Exercise description:
What follows is a block of records; reproduce all of it verbatim.

Data in this exercise:
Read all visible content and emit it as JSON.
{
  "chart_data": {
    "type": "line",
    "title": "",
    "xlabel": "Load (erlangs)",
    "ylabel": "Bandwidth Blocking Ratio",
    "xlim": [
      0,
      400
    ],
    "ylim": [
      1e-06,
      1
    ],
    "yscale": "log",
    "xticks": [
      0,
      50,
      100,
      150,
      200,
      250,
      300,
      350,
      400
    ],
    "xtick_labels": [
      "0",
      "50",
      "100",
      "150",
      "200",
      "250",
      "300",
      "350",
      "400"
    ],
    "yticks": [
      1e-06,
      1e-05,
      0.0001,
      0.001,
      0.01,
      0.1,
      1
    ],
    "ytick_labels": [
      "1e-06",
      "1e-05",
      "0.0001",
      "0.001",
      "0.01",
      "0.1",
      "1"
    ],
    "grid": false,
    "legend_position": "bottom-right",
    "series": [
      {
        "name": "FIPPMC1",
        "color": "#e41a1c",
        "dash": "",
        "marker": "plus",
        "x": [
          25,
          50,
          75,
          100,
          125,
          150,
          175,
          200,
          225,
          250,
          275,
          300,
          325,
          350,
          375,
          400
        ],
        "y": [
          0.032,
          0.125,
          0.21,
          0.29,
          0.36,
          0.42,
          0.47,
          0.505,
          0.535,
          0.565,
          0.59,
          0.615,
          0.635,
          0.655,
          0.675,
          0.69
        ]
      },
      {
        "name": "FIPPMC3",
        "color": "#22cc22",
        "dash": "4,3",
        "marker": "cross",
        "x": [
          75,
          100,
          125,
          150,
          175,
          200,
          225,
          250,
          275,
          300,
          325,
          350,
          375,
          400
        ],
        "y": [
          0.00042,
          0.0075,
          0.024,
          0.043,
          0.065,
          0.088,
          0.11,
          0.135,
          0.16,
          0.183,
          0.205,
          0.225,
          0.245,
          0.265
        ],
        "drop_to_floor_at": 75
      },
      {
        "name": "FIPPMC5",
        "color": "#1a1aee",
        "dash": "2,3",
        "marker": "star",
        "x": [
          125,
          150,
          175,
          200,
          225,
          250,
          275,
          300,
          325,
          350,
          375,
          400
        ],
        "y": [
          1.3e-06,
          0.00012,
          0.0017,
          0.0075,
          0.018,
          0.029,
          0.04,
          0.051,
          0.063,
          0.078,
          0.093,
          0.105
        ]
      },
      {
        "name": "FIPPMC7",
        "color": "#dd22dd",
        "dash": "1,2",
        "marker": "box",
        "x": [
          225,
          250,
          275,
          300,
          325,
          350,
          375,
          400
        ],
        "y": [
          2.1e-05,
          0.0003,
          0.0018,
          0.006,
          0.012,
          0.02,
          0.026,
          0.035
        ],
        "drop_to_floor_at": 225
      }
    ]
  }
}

The completed task:
Read all visible content and emit it as JSON.
{
  "chart_data": {
    "type": "line",
    "title": "",
    "xlabel": "Load (erlangs)",
    "ylabel": "Bandwidth Blocking Ratio",
    "xlim": [
      0,
      400
    ],
    "ylim": [
      1e-06,
      1
    ],
    "yscale": "log",
    "xticks": [
      0,
      50,
      100,
      150,
      200,
      250,
      300,
      350,
      400
    ],
    "xtick_labels": [
      "0",
      "50",
      "100",
      "150",
      "200",
      "250",
      "300",
      "350",
      "400"
    ],
    "yticks": [
      1e-06,
      1e-05,
      0.0001,
      0.001,
      0.01,
      0.1,
      1
    ],
    "ytick_labels": [
      "1e-06",
      "1e-05",
      "0.0001",
      "0.001",
      "0.01",
      "0.1",
      "1"
    ],
    "grid": false,
    "legend_position": "bottom-right",
    "series": [
      {
        "name": "FIPPMC1",
        "color": "#e41a1c",
        "dash": "",
        "marker": "plus",
        "x": [
          25,
          50,
          75,
          100,
          125,
          150,
          175,
          200,
          225,
          250,
          275,
          300,
          325,
          350,
          375,
          400
        ],
        "y": [
          0.032,
          0.125,
          0.21,
          0.29,
          0.36,
          0.42,
          0.47,
          0.505,
          0.535,
          0.565,
          0.59,
          0.615,
          0.635,
          0.655,
          0.675,
          0.69
        ]
      },
      {
        "name": "FIPPMC3",
        "color": "#22cc22",
        "dash": "4,3",
        "marker": "cross",
        "x": [
          75,
          100,
          125,
          150,
          175,
          200,
          225,
          250,
          275,
          300,
          325,
          350,
          375,
          400
        ],
        "y": [
          0.00042,
          0.0075,
          0.024,
          0.043,
          0.065,
          0.088,
          0.11,
          0.135,
          0.16,
          0.183,
          0.205,
          0.225,
          0.245,
          0.265
        ],
        "drop_to_floor_at": 75
      },
      {
        "name": "FIPPMC5",
        "color": "#1a1aee",
        "dash": "2,3",
        "marker": "star",
        "x": [
          125,
          150,
          175,
          200,
          225,
          250,
          275,
          300,
          325,
          350,
          375,
          400
        ],
        "y": [
          1.3e-06,
          0.00012,
          0.0017,
          0.0075,
          0.018,
          0.029,
          0.04,
          0.051,
          0.063,
          0.078,
          0.093,
          0.105
        ]
      },
      {
        "name": "FIPPMC7",
        "color": "#dd22dd",
        "dash": "1,2",
        "marker": "box",
        "x": [
          225,
          250,
          275,
          300,
          325,
          350,
          375,
          400
        ],
        "y": [
          2.1e-05,
          0.0003,
          0.0018,
          0.006,
          0.012,
          0.02,
          0.026,
          0.035
        ],
        "drop_to_floor_at": 225
      }
    ]
  }
}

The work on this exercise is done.